* _Set problem_
Search the data for the word "INCLUDED". Reproduce every line where it is found.

* _Data lines_
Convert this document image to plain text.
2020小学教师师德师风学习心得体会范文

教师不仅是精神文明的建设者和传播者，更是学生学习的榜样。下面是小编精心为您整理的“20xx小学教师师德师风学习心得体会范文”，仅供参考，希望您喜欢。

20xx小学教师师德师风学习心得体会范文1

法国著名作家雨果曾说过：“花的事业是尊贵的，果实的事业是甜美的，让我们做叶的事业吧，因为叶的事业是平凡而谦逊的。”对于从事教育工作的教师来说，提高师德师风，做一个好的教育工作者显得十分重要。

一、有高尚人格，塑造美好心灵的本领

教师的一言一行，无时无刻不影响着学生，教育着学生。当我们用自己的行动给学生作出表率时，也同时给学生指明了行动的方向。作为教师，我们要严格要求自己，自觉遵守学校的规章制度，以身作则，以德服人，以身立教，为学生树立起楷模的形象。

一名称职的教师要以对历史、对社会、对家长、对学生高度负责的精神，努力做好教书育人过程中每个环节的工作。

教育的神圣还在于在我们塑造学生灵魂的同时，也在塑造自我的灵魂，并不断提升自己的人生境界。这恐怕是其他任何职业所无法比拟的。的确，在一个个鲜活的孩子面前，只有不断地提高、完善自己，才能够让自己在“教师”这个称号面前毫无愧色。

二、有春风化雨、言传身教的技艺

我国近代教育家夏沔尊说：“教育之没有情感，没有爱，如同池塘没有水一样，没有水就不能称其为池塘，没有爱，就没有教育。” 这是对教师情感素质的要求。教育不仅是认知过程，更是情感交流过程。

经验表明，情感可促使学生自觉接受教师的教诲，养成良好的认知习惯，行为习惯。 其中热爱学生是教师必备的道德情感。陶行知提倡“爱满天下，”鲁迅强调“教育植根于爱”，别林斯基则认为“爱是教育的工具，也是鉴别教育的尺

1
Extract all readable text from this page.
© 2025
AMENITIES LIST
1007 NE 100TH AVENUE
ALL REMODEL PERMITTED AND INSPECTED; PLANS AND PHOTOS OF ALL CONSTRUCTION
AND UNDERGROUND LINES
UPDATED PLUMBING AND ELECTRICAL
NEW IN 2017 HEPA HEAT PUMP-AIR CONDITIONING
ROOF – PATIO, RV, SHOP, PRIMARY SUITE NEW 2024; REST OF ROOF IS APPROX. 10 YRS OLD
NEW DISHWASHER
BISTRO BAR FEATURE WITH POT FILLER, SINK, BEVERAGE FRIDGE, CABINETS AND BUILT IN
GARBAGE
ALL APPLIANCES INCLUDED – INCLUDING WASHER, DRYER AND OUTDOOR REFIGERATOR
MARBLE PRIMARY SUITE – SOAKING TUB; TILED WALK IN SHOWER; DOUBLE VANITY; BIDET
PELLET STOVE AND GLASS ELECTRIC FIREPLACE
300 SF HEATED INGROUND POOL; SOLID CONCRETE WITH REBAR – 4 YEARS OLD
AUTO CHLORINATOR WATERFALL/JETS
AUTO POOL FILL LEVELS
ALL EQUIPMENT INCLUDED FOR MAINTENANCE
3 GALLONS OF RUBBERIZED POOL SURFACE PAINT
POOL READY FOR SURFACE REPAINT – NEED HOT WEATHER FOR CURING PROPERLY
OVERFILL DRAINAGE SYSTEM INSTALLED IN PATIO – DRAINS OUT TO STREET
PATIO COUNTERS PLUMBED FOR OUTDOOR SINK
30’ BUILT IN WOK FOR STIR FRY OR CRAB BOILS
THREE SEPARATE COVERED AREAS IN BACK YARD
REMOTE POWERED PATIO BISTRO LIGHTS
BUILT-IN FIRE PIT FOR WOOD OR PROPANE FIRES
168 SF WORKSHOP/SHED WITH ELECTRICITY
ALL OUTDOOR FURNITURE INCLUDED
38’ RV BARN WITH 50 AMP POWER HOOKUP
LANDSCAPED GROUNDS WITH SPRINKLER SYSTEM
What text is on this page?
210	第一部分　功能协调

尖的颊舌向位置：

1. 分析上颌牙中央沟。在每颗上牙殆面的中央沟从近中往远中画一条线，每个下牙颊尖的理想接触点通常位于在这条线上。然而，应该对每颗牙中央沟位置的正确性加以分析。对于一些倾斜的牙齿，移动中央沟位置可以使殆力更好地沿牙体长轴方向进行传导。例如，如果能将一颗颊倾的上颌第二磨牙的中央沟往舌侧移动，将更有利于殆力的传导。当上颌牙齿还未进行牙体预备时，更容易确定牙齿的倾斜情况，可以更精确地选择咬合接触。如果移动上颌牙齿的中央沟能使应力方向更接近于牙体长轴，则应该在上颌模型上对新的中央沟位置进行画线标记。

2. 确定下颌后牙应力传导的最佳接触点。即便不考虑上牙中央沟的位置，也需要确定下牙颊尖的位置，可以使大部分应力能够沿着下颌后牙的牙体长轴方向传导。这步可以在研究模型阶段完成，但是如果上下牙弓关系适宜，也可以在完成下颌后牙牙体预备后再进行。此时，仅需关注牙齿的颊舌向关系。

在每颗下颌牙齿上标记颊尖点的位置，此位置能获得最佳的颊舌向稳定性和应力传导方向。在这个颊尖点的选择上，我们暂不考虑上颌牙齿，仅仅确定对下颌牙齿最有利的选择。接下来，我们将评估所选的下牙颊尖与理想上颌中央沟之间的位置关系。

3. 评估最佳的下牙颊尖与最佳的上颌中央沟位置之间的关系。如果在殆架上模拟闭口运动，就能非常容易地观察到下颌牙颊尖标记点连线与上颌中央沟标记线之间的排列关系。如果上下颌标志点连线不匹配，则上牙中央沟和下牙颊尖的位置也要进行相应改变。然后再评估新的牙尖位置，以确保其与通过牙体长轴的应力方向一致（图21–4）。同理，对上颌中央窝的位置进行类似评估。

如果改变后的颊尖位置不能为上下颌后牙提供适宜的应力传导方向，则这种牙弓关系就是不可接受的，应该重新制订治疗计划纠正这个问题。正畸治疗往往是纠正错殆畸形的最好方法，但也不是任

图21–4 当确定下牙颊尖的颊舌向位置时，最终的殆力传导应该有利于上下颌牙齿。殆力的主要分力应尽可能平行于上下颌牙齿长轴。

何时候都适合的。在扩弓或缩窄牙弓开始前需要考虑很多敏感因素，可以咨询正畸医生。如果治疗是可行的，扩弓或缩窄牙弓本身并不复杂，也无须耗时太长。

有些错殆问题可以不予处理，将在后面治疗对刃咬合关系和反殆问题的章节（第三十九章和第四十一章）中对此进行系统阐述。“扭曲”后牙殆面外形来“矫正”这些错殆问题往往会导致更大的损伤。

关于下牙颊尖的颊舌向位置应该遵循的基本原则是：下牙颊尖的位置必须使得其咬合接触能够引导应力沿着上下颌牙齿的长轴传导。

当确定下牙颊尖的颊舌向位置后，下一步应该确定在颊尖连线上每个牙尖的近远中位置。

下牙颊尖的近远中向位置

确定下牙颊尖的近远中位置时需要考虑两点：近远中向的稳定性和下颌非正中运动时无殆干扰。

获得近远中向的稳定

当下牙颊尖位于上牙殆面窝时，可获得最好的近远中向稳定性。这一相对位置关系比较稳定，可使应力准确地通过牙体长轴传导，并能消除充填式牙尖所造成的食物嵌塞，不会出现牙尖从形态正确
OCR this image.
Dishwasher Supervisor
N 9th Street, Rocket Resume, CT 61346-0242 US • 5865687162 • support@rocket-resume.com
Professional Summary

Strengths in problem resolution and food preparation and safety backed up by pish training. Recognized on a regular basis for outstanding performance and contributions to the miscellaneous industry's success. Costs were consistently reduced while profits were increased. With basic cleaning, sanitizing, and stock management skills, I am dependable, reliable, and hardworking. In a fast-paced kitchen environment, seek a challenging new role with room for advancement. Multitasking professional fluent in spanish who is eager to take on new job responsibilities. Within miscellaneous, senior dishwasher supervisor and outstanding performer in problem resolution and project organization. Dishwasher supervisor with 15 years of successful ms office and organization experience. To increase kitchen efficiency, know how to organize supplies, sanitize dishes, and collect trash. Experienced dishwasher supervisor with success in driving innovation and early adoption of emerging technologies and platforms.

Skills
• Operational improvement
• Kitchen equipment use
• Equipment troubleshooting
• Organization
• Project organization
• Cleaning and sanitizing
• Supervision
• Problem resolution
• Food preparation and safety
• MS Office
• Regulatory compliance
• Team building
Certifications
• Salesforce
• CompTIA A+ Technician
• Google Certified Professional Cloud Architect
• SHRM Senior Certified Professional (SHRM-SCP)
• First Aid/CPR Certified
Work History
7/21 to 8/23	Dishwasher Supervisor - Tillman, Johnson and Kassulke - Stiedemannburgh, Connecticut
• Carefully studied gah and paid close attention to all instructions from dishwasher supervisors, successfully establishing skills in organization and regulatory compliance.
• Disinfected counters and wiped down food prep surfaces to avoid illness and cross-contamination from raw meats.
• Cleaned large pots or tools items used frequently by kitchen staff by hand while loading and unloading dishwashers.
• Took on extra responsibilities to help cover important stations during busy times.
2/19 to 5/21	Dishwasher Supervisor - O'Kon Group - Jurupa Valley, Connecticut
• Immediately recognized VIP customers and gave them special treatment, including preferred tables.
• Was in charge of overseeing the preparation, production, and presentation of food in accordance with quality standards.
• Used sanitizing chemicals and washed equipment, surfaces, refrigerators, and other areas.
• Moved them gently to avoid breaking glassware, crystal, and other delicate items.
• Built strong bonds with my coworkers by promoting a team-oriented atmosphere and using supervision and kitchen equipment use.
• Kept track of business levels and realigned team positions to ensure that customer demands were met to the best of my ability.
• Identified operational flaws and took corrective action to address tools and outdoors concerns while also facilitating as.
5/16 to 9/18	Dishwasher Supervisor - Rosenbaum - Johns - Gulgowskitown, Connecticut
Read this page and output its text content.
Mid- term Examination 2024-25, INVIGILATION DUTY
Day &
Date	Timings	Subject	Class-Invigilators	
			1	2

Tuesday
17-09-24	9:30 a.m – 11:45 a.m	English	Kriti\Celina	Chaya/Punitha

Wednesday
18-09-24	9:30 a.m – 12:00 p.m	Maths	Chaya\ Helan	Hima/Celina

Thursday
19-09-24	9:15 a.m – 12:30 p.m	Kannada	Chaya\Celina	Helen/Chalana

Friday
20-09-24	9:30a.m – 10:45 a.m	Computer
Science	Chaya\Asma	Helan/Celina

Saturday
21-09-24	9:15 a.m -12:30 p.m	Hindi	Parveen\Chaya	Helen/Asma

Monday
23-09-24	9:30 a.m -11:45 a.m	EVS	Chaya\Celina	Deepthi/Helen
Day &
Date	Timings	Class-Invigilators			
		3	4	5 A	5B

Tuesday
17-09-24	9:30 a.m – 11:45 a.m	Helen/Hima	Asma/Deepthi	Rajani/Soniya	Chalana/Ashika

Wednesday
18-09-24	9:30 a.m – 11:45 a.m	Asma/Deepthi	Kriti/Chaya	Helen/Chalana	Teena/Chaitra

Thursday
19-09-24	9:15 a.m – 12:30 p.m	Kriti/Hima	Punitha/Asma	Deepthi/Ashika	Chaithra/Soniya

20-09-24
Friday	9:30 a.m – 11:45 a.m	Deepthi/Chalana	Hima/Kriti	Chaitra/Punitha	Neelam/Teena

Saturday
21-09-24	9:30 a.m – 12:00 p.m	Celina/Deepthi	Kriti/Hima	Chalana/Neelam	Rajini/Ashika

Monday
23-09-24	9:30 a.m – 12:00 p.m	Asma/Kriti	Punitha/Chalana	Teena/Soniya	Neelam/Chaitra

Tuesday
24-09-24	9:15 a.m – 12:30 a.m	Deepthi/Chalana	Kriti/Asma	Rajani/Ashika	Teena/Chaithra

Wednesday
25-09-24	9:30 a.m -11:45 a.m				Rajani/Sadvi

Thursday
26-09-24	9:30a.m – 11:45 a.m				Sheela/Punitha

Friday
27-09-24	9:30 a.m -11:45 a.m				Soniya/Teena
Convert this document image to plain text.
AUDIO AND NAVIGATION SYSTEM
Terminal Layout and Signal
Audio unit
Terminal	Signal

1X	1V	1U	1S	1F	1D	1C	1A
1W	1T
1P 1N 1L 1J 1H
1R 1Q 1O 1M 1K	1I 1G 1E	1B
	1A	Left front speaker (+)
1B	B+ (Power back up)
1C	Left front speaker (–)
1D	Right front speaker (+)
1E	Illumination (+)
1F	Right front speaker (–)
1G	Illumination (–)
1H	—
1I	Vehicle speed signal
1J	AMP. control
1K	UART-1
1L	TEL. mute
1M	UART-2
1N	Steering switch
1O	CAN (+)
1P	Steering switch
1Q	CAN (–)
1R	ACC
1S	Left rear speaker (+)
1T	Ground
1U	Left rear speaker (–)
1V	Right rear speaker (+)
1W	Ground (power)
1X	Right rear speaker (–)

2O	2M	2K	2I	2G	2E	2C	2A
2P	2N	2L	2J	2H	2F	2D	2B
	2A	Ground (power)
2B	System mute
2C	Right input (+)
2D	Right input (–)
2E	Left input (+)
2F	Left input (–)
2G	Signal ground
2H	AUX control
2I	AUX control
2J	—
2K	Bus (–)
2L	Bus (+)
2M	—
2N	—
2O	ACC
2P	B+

* _Result of this exercise_
ALL APPLIANCES INCLUDED – INCLUDING WASHER, DRYER AND OUTDOOR REFIGERATOR
ALL EQUIPMENT INCLUDED FOR MAINTENANCE
ALL OUTDOOR FURNITURE INCLUDED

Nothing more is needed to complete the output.